● **Entries taken from a collection**
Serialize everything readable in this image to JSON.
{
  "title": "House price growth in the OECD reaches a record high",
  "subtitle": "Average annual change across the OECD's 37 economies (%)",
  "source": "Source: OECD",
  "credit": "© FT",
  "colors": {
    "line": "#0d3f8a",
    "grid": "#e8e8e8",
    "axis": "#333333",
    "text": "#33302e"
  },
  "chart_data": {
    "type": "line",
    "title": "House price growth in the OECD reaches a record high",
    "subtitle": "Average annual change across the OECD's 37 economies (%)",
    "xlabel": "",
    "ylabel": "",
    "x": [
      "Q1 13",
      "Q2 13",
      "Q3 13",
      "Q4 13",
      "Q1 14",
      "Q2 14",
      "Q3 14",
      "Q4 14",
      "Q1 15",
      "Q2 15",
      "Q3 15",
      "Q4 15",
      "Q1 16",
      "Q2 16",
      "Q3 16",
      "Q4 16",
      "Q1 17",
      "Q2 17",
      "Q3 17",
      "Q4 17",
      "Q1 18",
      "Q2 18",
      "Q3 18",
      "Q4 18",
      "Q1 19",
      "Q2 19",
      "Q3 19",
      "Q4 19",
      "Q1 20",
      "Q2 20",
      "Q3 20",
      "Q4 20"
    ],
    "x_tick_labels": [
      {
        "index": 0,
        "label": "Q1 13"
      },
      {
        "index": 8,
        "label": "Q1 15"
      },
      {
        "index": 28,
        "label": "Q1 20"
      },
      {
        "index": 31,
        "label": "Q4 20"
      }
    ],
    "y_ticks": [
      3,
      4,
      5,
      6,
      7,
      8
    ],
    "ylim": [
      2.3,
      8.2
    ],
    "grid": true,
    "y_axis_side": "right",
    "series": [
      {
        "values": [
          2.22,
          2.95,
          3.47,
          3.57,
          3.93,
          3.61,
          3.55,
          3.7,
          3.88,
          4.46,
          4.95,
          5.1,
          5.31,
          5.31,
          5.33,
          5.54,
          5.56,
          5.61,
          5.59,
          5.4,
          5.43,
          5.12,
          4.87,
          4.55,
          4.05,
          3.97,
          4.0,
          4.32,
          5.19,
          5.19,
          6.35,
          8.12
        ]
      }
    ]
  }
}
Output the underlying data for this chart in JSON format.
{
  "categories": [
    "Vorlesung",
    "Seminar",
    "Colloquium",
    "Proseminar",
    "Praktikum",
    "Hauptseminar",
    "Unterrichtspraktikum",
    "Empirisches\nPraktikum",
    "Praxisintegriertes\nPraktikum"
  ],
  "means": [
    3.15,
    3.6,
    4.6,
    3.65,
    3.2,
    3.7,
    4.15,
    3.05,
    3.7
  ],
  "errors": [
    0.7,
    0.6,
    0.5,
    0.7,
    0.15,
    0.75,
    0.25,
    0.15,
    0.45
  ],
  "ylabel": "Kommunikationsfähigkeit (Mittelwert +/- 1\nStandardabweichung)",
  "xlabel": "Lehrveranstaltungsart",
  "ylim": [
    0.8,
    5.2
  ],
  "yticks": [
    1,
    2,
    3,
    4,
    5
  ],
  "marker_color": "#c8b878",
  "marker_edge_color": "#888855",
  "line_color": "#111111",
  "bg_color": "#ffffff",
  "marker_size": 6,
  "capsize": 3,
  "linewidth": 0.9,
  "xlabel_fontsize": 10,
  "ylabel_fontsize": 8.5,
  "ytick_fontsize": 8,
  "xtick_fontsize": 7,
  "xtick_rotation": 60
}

● **Work to be completed**
Reproduce every record, matching each line exactly.

● **Output of the task**
Serialize everything readable in this image to JSON.
{
  "title": "House price growth in the OECD reaches a record high",
  "subtitle": "Average annual change across the OECD's 37 economies (%)",
  "source": "Source: OECD",
  "credit": "© FT",
  "colors": {
    "line": "#0d3f8a",
    "grid": "#e8e8e8",
    "axis": "#333333",
    "text": "#33302e"
  },
  "chart_data": {
    "type": "line",
    "title": "House price growth in the OECD reaches a record high",
    "subtitle": "Average annual change across the OECD's 37 economies (%)",
    "xlabel": "",
    "ylabel": "",
    "x": [
      "Q1 13",
      "Q2 13",
      "Q3 13",
      "Q4 13",
      "Q1 14",
      "Q2 14",
      "Q3 14",
      "Q4 14",
      "Q1 15",
      "Q2 15",
      "Q3 15",
      "Q4 15",
      "Q1 16",
      "Q2 16",
      "Q3 16",
      "Q4 16",
      "Q1 17",
      "Q2 17",
      "Q3 17",
      "Q4 17",
      "Q1 18",
      "Q2 18",
      "Q3 18",
      "Q4 18",
      "Q1 19",
      "Q2 19",
      "Q3 19",
      "Q4 19",
      "Q1 20",
      "Q2 20",
      "Q3 20",
      "Q4 20"
    ],
    "x_tick_labels": [
      {
        "index": 0,
        "label": "Q1 13"
      },
      {
        "index": 8,
        "label": "Q1 15"
      },
      {
        "index": 28,
        "label": "Q1 20"
      },
      {
        "index": 31,
        "label": "Q4 20"
      }
    ],
    "y_ticks": [
      3,
      4,
      5,
      6,
      7,
      8
    ],
    "ylim": [
      2.3,
      8.2
    ],
    "grid": true,
    "y_axis_side": "right",
    "series": [
      {
        "values": [
          2.22,
          2.95,
          3.47,
          3.57,
          3.93,
          3.61,
          3.55,
          3.7,
          3.88,
          4.46,
          4.95,
          5.1,
          5.31,
          5.31,
          5.33,
          5.54,
          5.56,
          5.61,
          5.59,
          5.4,
          5.43,
          5.12,
          4.87,
          4.55,
          4.05,
          3.97,
          4.0,
          4.32,
          5.19,
          5.19,
          6.35,
          8.12
        ]
      }
    ]
  }
}
Output the underlying data for this chart in JSON format.
{
  "categories": [
    "Vorlesung",
    "Seminar",
    "Colloquium",
    "Proseminar",
    "Praktikum",
    "Hauptseminar",
    "Unterrichtspraktikum",
    "Empirisches\nPraktikum",
    "Praxisintegriertes\nPraktikum"
  ],
  "means": [
    3.15,
    3.6,
    4.6,
    3.65,
    3.2,
    3.7,
    4.15,
    3.05,
    3.7
  ],
  "errors": [
    0.7,
    0.6,
    0.5,
    0.7,
    0.15,
    0.75,
    0.25,
    0.15,
    0.45
  ],
  "ylabel": "Kommunikationsfähigkeit (Mittelwert +/- 1\nStandardabweichung)",
  "xlabel": "Lehrveranstaltungsart",
  "ylim": [
    0.8,
    5.2
  ],
  "yticks": [
    1,
    2,
    3,
    4,
    5
  ],
  "marker_color": "#c8b878",
  "marker_edge_color": "#888855",
  "line_color": "#111111",
  "bg_color": "#ffffff",
  "marker_size": 6,
  "capsize": 3,
  "linewidth": 0.9,
  "xlabel_fontsize": 10,
  "ylabel_fontsize": 8.5,
  "ytick_fontsize": 8,
  "xtick_fontsize": 7,
  "xtick_rotation": 60
}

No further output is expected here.